**SOURCE DATA**
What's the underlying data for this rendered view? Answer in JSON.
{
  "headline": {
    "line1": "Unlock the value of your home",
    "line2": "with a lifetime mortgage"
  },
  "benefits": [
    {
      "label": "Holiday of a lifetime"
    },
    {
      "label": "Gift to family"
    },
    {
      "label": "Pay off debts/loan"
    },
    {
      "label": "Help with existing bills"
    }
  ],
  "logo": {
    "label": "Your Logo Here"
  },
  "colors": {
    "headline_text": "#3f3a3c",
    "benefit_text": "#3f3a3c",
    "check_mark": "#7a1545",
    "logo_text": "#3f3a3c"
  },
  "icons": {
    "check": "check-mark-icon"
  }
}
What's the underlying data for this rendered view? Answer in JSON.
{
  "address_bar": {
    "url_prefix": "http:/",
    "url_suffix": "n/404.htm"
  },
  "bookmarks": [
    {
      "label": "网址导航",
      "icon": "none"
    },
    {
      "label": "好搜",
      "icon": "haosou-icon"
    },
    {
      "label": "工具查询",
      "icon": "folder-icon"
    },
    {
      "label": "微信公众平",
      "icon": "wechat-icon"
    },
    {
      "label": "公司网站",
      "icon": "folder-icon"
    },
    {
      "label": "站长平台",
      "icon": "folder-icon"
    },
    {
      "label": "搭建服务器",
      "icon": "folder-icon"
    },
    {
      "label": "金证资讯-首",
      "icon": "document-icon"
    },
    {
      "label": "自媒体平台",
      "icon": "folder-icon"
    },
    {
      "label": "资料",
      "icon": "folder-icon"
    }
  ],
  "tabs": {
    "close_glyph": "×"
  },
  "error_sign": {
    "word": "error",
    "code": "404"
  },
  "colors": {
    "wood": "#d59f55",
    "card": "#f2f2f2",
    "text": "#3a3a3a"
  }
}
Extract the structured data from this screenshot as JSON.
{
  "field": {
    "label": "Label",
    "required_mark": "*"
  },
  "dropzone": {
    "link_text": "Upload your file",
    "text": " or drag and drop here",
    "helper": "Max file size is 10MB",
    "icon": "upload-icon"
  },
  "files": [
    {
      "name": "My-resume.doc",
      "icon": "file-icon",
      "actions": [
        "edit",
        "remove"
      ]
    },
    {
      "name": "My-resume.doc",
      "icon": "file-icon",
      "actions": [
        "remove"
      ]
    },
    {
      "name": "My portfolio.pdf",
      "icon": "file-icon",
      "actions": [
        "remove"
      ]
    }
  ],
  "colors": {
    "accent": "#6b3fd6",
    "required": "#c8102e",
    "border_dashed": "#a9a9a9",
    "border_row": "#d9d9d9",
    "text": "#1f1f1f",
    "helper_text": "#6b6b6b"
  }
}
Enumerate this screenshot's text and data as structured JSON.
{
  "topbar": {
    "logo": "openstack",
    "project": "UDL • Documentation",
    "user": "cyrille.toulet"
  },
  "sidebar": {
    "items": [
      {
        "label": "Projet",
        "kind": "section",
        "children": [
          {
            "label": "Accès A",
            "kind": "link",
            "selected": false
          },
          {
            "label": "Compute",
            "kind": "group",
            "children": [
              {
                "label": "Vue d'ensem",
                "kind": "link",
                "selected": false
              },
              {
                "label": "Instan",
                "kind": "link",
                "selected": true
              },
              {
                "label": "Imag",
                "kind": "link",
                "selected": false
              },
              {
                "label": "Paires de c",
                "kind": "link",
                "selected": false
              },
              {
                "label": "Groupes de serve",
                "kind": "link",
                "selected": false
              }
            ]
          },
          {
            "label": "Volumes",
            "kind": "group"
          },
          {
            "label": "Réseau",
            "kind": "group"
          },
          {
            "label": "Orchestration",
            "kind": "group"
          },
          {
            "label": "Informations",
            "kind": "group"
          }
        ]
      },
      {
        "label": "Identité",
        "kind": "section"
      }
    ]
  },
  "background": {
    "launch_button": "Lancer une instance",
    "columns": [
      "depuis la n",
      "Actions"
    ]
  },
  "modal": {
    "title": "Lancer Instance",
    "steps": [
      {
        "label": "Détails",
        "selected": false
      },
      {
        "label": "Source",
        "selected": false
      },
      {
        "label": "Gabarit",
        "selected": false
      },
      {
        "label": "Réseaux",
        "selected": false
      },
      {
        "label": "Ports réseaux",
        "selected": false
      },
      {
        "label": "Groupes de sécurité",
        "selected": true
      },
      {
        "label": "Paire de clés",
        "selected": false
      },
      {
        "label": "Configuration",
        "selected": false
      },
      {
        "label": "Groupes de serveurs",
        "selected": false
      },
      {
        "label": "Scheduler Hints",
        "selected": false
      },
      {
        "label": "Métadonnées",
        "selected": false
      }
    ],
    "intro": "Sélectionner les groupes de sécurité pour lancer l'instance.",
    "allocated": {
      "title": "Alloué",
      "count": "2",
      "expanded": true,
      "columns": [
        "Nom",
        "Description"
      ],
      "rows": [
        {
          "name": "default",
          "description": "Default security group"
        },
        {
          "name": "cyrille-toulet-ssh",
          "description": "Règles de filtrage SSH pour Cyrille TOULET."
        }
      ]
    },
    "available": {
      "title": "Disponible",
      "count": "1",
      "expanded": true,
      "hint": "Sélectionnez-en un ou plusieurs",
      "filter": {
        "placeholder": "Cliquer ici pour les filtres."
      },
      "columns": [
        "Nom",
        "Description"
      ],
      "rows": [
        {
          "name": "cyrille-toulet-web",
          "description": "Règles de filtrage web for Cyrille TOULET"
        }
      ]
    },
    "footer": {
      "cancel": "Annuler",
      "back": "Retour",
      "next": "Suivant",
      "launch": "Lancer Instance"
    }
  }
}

**THE EXERCISE**
Type out the material again exactly as presented.

**EXERCISE OUTPUT**
What's the underlying data for this rendered view? Answer in JSON.
{
  "headline": {
    "line1": "Unlock the value of your home",
    "line2": "with a lifetime mortgage"
  },
  "benefits": [
    {
      "label": "Holiday of a lifetime"
    },
    {
      "label": "Gift to family"
    },
    {
      "label": "Pay off debts/loan"
    },
    {
      "label": "Help with existing bills"
    }
  ],
  "logo": {
    "label": "Your Logo Here"
  },
  "colors": {
    "headline_text": "#3f3a3c",
    "benefit_text": "#3f3a3c",
    "check_mark": "#7a1545",
    "logo_text": "#3f3a3c"
  },
  "icons": {
    "check": "check-mark-icon"
  }
}
What's the underlying data for this rendered view? Answer in JSON.
{
  "address_bar": {
    "url_prefix": "http:/",
    "url_suffix": "n/404.htm"
  },
  "bookmarks": [
    {
      "label": "网址导航",
      "icon": "none"
    },
    {
      "label": "好搜",
      "icon": "haosou-icon"
    },
    {
      "label": "工具查询",
      "icon": "folder-icon"
    },
    {
      "label": "微信公众平",
      "icon": "wechat-icon"
    },
    {
      "label": "公司网站",
      "icon": "folder-icon"
    },
    {
      "label": "站长平台",
      "icon": "folder-icon"
    },
    {
      "label": "搭建服务器",
      "icon": "folder-icon"
    },
    {
      "label": "金证资讯-首",
      "icon": "document-icon"
    },
    {
      "label": "自媒体平台",
      "icon": "folder-icon"
    },
    {
      "label": "资料",
      "icon": "folder-icon"
    }
  ],
  "tabs": {
    "close_glyph": "×"
  },
  "error_sign": {
    "word": "error",
    "code": "404"
  },
  "colors": {
    "wood": "#d59f55",
    "card": "#f2f2f2",
    "text": "#3a3a3a"
  }
}
Extract the structured data from this screenshot as JSON.
{
  "field": {
    "label": "Label",
    "required_mark": "*"
  },
  "dropzone": {
    "link_text": "Upload your file",
    "text": " or drag and drop here",
    "helper": "Max file size is 10MB",
    "icon": "upload-icon"
  },
  "files": [
    {
      "name": "My-resume.doc",
      "icon": "file-icon",
      "actions": [
        "edit",
        "remove"
      ]
    },
    {
      "name": "My-resume.doc",
      "icon": "file-icon",
      "actions": [
        "remove"
      ]
    },
    {
      "name": "My portfolio.pdf",
      "icon": "file-icon",
      "actions": [
        "remove"
      ]
    }
  ],
  "colors": {
    "accent": "#6b3fd6",
    "required": "#c8102e",
    "border_dashed": "#a9a9a9",
    "border_row": "#d9d9d9",
    "text": "#1f1f1f",
    "helper_text": "#6b6b6b"
  }
}
Enumerate this screenshot's text and data as structured JSON.
{
  "topbar": {
    "logo": "openstack",
    "project": "UDL • Documentation",
    "user": "cyrille.toulet"
  },
  "sidebar": {
    "items": [
      {
        "label": "Projet",
        "kind": "section",
        "children": [
          {
            "label": "Accès A",
            "kind": "link",
            "selected": false
          },
          {
            "label": "Compute",
            "kind": "group",
            "children": [
              {
                "label": "Vue d'ensem",
                "kind": "link",
                "selected": false
              },
              {
                "label": "Instan",
                "kind": "link",
                "selected": true
              },
              {
                "label": "Imag",
                "kind": "link",
                "selected": false
              },
              {
                "label": "Paires de c",
                "kind": "link",
                "selected": false
              },
              {
                "label": "Groupes de serve",
                "kind": "link",
                "selected": false
              }
            ]
          },
          {
            "label": "Volumes",
            "kind": "group"
          },
          {
            "label": "Réseau",
            "kind": "group"
          },
          {
            "label": "Orchestration",
            "kind": "group"
          },
          {
            "label": "Informations",
            "kind": "group"
          }
        ]
      },
      {
        "label": "Identité",
        "kind": "section"
      }
    ]
  },
  "background": {
    "launch_button": "Lancer une instance",
    "columns": [
      "depuis la n",
      "Actions"
    ]
  },
  "modal": {
    "title": "Lancer Instance",
    "steps": [
      {
        "label": "Détails",
        "selected": false
      },
      {
        "label": "Source",
        "selected": false
      },
      {
        "label": "Gabarit",
        "selected": false
      },
      {
        "label": "Réseaux",
        "selected": false
      },
      {
        "label": "Ports réseaux",
        "selected": false
      },
      {
        "label": "Groupes de sécurité",
        "selected": true
      },
      {
        "label": "Paire de clés",
        "selected": false
      },
      {
        "label": "Configuration",
        "selected": false
      },
      {
        "label": "Groupes de serveurs",
        "selected": false
      },
      {
        "label": "Scheduler Hints",
        "selected": false
      },
      {
        "label": "Métadonnées",
        "selected": false
      }
    ],
    "intro": "Sélectionner les groupes de sécurité pour lancer l'instance.",
    "allocated": {
      "title": "Alloué",
      "count": "2",
      "expanded": true,
      "columns": [
        "Nom",
        "Description"
      ],
      "rows": [
        {
          "name": "default",
          "description": "Default security group"
        },
        {
          "name": "cyrille-toulet-ssh",
          "description": "Règles de filtrage SSH pour Cyrille TOULET."
        }
      ]
    },
    "available": {
      "title": "Disponible",
      "count": "1",
      "expanded": true,
      "hint": "Sélectionnez-en un ou plusieurs",
      "filter": {
        "placeholder": "Cliquer ici pour les filtres."
      },
      "columns": [
        "Nom",
        "Description"
      ],
      "rows": [
        {
          "name": "cyrille-toulet-web",
          "description": "Règles de filtrage web for Cyrille TOULET"
        }
      ]
    },
    "footer": {
      "cancel": "Annuler",
      "back": "Retour",
      "next": "Suivant",
      "launch": "Lancer Instance"
    }
  }
}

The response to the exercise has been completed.